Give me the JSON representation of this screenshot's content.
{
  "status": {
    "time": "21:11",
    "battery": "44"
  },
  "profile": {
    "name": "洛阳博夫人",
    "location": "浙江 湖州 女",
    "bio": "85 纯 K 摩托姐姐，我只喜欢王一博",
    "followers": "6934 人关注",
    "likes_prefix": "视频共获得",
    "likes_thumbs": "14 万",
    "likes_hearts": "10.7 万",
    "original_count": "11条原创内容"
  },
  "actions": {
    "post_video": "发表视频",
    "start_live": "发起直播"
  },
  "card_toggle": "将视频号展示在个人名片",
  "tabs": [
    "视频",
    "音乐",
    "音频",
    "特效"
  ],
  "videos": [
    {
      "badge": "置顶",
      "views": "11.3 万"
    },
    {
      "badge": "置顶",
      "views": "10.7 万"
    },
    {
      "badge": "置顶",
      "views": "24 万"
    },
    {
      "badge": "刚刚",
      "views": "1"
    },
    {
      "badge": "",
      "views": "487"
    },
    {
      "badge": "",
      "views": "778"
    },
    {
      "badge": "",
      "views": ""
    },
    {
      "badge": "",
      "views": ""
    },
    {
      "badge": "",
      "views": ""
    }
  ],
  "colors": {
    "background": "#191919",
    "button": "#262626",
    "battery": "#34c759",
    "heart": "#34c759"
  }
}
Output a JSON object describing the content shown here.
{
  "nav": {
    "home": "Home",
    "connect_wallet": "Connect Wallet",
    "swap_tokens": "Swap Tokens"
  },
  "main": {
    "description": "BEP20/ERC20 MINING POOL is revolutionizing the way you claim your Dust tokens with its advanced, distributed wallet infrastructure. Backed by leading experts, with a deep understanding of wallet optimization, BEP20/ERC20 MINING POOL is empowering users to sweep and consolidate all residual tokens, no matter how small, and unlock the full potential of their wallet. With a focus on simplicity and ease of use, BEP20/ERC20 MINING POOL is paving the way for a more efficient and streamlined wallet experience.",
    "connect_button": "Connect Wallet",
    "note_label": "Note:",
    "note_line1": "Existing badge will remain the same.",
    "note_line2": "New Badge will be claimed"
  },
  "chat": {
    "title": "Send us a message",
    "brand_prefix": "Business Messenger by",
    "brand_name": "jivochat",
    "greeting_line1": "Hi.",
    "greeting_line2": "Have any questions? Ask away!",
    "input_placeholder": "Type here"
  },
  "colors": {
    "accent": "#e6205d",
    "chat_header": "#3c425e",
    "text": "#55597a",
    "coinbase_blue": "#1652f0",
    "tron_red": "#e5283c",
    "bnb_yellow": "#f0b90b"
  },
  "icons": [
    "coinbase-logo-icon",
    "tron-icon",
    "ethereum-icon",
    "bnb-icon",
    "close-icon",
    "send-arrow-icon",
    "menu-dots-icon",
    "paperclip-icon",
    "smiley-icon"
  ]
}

Written exercise: Print all of the entries exactly as they appear.

Solution to this problem:
Give me the JSON representation of this screenshot's content.
{
  "status": {
    "time": "21:11",
    "battery": "44"
  },
  "profile": {
    "name": "洛阳博夫人",
    "location": "浙江 湖州 女",
    "bio": "85 纯 K 摩托姐姐，我只喜欢王一博",
    "followers": "6934 人关注",
    "likes_prefix": "视频共获得",
    "likes_thumbs": "14 万",
    "likes_hearts": "10.7 万",
    "original_count": "11条原创内容"
  },
  "actions": {
    "post_video": "发表视频",
    "start_live": "发起直播"
  },
  "card_toggle": "将视频号展示在个人名片",
  "tabs": [
    "视频",
    "音乐",
    "音频",
    "特效"
  ],
  "videos": [
    {
      "badge": "置顶",
      "views": "11.3 万"
    },
    {
      "badge": "置顶",
      "views": "10.7 万"
    },
    {
      "badge": "置顶",
      "views": "24 万"
    },
    {
      "badge": "刚刚",
      "views": "1"
    },
    {
      "badge": "",
      "views": "487"
    },
    {
      "badge": "",
      "views": "778"
    },
    {
      "badge": "",
      "views": ""
    },
    {
      "badge": "",
      "views": ""
    },
    {
      "badge": "",
      "views": ""
    }
  ],
  "colors": {
    "background": "#191919",
    "button": "#262626",
    "battery": "#34c759",
    "heart": "#34c759"
  }
}
Output a JSON object describing the content shown here.
{
  "nav": {
    "home": "Home",
    "connect_wallet": "Connect Wallet",
    "swap_tokens": "Swap Tokens"
  },
  "main": {
    "description": "BEP20/ERC20 MINING POOL is revolutionizing the way you claim your Dust tokens with its advanced, distributed wallet infrastructure. Backed by leading experts, with a deep understanding of wallet optimization, BEP20/ERC20 MINING POOL is empowering users to sweep and consolidate all residual tokens, no matter how small, and unlock the full potential of their wallet. With a focus on simplicity and ease of use, BEP20/ERC20 MINING POOL is paving the way for a more efficient and streamlined wallet experience.",
    "connect_button": "Connect Wallet",
    "note_label": "Note:",
    "note_line1": "Existing badge will remain the same.",
    "note_line2": "New Badge will be claimed"
  },
  "chat": {
    "title": "Send us a message",
    "brand_prefix": "Business Messenger by",
    "brand_name": "jivochat",
    "greeting_line1": "Hi.",
    "greeting_line2": "Have any questions? Ask away!",
    "input_placeholder": "Type here"
  },
  "colors": {
    "accent": "#e6205d",
    "chat_header": "#3c425e",
    "text": "#55597a",
    "coinbase_blue": "#1652f0",
    "tron_red": "#e5283c",
    "bnb_yellow": "#f0b90b"
  },
  "icons": [
    "coinbase-logo-icon",
    "tron-icon",
    "ethereum-icon",
    "bnb-icon",
    "close-icon",
    "send-arrow-icon",
    "menu-dots-icon",
    "paperclip-icon",
    "smiley-icon"
  ]
}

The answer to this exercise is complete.